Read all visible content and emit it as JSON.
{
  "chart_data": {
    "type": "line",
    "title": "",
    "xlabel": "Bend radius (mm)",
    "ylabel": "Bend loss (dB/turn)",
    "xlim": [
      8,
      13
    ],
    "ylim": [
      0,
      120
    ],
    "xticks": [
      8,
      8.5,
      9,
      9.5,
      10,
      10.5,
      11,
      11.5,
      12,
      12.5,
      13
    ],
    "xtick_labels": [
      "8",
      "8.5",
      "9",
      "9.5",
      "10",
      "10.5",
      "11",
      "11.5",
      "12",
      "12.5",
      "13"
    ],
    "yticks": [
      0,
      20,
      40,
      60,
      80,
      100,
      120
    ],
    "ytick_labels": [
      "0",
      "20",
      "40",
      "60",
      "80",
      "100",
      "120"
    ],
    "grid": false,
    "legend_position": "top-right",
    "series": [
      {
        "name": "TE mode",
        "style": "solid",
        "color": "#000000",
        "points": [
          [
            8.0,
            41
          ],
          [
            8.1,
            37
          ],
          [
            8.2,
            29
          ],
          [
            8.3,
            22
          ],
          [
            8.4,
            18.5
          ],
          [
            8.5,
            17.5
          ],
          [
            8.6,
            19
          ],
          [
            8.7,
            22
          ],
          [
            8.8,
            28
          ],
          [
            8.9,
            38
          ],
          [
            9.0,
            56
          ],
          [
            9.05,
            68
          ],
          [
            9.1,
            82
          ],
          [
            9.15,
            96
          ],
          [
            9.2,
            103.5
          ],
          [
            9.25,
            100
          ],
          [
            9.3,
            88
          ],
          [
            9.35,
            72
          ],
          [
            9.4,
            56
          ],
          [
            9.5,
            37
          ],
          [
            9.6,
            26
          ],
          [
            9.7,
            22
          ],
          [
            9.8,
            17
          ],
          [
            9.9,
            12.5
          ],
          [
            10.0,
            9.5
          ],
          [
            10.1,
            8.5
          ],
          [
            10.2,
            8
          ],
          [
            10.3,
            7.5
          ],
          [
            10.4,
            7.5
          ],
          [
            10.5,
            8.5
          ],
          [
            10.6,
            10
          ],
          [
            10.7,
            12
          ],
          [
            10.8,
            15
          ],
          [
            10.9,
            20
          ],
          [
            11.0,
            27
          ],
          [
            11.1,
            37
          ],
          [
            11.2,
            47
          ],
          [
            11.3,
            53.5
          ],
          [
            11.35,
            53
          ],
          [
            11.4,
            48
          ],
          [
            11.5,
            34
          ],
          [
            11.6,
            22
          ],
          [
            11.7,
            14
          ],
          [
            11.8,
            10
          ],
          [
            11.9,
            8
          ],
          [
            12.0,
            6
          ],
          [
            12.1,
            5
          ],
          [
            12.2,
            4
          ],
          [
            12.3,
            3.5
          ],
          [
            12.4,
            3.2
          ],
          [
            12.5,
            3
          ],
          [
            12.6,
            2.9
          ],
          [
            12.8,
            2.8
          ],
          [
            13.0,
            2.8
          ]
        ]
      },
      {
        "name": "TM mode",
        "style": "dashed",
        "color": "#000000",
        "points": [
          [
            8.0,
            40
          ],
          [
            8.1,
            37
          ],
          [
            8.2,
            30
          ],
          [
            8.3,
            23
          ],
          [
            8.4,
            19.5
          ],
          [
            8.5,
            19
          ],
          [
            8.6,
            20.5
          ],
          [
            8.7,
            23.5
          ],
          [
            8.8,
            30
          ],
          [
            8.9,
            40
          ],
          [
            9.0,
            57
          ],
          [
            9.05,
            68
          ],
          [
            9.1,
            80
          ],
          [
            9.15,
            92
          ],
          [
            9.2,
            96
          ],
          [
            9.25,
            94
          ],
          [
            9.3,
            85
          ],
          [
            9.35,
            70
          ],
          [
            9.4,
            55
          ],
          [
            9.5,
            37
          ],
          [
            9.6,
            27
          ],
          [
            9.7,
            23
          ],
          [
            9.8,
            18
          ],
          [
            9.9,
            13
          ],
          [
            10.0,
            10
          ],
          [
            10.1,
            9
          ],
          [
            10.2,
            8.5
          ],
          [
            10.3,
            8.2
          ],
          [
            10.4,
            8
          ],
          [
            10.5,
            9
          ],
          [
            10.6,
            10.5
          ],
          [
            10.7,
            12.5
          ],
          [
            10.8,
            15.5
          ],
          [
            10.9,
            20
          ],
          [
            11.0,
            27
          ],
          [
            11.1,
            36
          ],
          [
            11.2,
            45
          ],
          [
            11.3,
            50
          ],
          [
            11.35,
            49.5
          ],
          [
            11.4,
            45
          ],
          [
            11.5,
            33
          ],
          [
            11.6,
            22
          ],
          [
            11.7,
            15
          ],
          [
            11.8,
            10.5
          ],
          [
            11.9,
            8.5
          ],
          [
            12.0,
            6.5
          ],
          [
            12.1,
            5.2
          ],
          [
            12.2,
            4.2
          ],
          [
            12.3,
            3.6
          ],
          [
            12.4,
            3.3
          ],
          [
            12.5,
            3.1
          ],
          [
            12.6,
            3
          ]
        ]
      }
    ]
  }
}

[Task requirements] Set down all of the entries exactly, please.

[Problem solution]
Read all visible content and emit it as JSON.
{
  "chart_data": {
    "type": "line",
    "title": "",
    "xlabel": "Bend radius (mm)",
    "ylabel": "Bend loss (dB/turn)",
    "xlim": [
      8,
      13
    ],
    "ylim": [
      0,
      120
    ],
    "xticks": [
      8,
      8.5,
      9,
      9.5,
      10,
      10.5,
      11,
      11.5,
      12,
      12.5,
      13
    ],
    "xtick_labels": [
      "8",
      "8.5",
      "9",
      "9.5",
      "10",
      "10.5",
      "11",
      "11.5",
      "12",
      "12.5",
      "13"
    ],
    "yticks": [
      0,
      20,
      40,
      60,
      80,
      100,
      120
    ],
    "ytick_labels": [
      "0",
      "20",
      "40",
      "60",
      "80",
      "100",
      "120"
    ],
    "grid": false,
    "legend_position": "top-right",
    "series": [
      {
        "name": "TE mode",
        "style": "solid",
        "color": "#000000",
        "points": [
          [
            8.0,
            41
          ],
          [
            8.1,
            37
          ],
          [
            8.2,
            29
          ],
          [
            8.3,
            22
          ],
          [
            8.4,
            18.5
          ],
          [
            8.5,
            17.5
          ],
          [
            8.6,
            19
          ],
          [
            8.7,
            22
          ],
          [
            8.8,
            28
          ],
          [
            8.9,
            38
          ],
          [
            9.0,
            56
          ],
          [
            9.05,
            68
          ],
          [
            9.1,
            82
          ],
          [
            9.15,
            96
          ],
          [
            9.2,
            103.5
          ],
          [
            9.25,
            100
          ],
          [
            9.3,
            88
          ],
          [
            9.35,
            72
          ],
          [
            9.4,
            56
          ],
          [
            9.5,
            37
          ],
          [
            9.6,
            26
          ],
          [
            9.7,
            22
          ],
          [
            9.8,
            17
          ],
          [
            9.9,
            12.5
          ],
          [
            10.0,
            9.5
          ],
          [
            10.1,
            8.5
          ],
          [
            10.2,
            8
          ],
          [
            10.3,
            7.5
          ],
          [
            10.4,
            7.5
          ],
          [
            10.5,
            8.5
          ],
          [
            10.6,
            10
          ],
          [
            10.7,
            12
          ],
          [
            10.8,
            15
          ],
          [
            10.9,
            20
          ],
          [
            11.0,
            27
          ],
          [
            11.1,
            37
          ],
          [
            11.2,
            47
          ],
          [
            11.3,
            53.5
          ],
          [
            11.35,
            53
          ],
          [
            11.4,
            48
          ],
          [
            11.5,
            34
          ],
          [
            11.6,
            22
          ],
          [
            11.7,
            14
          ],
          [
            11.8,
            10
          ],
          [
            11.9,
            8
          ],
          [
            12.0,
            6
          ],
          [
            12.1,
            5
          ],
          [
            12.2,
            4
          ],
          [
            12.3,
            3.5
          ],
          [
            12.4,
            3.2
          ],
          [
            12.5,
            3
          ],
          [
            12.6,
            2.9
          ],
          [
            12.8,
            2.8
          ],
          [
            13.0,
            2.8
          ]
        ]
      },
      {
        "name": "TM mode",
        "style": "dashed",
        "color": "#000000",
        "points": [
          [
            8.0,
            40
          ],
          [
            8.1,
            37
          ],
          [
            8.2,
            30
          ],
          [
            8.3,
            23
          ],
          [
            8.4,
            19.5
          ],
          [
            8.5,
            19
          ],
          [
            8.6,
            20.5
          ],
          [
            8.7,
            23.5
          ],
          [
            8.8,
            30
          ],
          [
            8.9,
            40
          ],
          [
            9.0,
            57
          ],
          [
            9.05,
            68
          ],
          [
            9.1,
            80
          ],
          [
            9.15,
            92
          ],
          [
            9.2,
            96
          ],
          [
            9.25,
            94
          ],
          [
            9.3,
            85
          ],
          [
            9.35,
            70
          ],
          [
            9.4,
            55
          ],
          [
            9.5,
            37
          ],
          [
            9.6,
            27
          ],
          [
            9.7,
            23
          ],
          [
            9.8,
            18
          ],
          [
            9.9,
            13
          ],
          [
            10.0,
            10
          ],
          [
            10.1,
            9
          ],
          [
            10.2,
            8.5
          ],
          [
            10.3,
            8.2
          ],
          [
            10.4,
            8
          ],
          [
            10.5,
            9
          ],
          [
            10.6,
            10.5
          ],
          [
            10.7,
            12.5
          ],
          [
            10.8,
            15.5
          ],
          [
            10.9,
            20
          ],
          [
            11.0,
            27
          ],
          [
            11.1,
            36
          ],
          [
            11.2,
            45
          ],
          [
            11.3,
            50
          ],
          [
            11.35,
            49.5
          ],
          [
            11.4,
            45
          ],
          [
            11.5,
            33
          ],
          [
            11.6,
            22
          ],
          [
            11.7,
            15
          ],
          [
            11.8,
            10.5
          ],
          [
            11.9,
            8.5
          ],
          [
            12.0,
            6.5
          ],
          [
            12.1,
            5.2
          ],
          [
            12.2,
            4.2
          ],
          [
            12.3,
            3.6
          ],
          [
            12.4,
            3.3
          ],
          [
            12.5,
            3.1
          ],
          [
            12.6,
            3
          ]
        ]
      }
    ]
  }
}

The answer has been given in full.